* Extracted data entries:
-- Start --

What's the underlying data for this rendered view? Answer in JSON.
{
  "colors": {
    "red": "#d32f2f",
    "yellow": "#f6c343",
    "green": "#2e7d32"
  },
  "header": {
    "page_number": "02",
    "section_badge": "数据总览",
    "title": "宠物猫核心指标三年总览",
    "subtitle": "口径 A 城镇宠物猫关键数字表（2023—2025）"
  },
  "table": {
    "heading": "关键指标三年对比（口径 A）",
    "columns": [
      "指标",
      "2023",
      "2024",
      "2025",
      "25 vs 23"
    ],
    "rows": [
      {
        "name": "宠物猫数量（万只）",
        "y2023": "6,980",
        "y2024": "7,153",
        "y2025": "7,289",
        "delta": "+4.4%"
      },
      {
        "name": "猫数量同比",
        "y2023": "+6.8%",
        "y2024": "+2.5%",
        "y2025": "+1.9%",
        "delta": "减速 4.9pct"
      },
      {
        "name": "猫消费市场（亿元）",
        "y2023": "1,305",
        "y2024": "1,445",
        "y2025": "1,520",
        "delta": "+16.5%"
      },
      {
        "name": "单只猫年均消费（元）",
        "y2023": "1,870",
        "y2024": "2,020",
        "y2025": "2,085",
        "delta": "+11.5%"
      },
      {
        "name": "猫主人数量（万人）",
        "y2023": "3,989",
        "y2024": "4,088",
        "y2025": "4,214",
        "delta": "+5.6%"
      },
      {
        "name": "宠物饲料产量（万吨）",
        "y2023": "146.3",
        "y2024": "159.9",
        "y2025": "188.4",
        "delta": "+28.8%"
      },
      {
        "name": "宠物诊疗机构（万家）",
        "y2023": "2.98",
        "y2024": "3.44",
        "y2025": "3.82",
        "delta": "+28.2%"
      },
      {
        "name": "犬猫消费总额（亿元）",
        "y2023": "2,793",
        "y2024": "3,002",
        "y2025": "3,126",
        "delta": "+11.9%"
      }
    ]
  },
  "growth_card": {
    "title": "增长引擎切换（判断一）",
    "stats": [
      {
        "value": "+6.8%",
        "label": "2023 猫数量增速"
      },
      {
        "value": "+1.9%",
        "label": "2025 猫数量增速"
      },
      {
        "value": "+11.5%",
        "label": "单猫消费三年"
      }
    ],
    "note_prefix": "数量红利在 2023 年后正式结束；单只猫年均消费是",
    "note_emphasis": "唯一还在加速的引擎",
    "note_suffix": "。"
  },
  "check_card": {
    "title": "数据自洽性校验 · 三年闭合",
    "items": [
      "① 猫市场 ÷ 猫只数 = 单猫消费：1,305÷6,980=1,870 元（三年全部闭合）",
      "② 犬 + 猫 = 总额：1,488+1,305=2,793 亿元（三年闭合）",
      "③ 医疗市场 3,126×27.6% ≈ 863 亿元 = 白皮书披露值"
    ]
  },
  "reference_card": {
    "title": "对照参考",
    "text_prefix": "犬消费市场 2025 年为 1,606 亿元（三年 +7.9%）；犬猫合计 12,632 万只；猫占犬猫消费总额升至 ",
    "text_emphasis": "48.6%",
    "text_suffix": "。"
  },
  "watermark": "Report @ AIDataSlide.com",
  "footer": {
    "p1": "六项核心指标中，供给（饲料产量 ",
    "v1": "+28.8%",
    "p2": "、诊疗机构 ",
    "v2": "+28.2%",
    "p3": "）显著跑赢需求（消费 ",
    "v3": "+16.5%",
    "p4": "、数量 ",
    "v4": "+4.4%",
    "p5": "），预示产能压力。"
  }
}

-- End --

* Problem to solve:
In the material above, find the lines that contain "label" and show them.

* Response to the exercise:
        "label": "2023 猫数量增速"
        "label": "2025 猫数量增速"
        "label": "单猫消费三年"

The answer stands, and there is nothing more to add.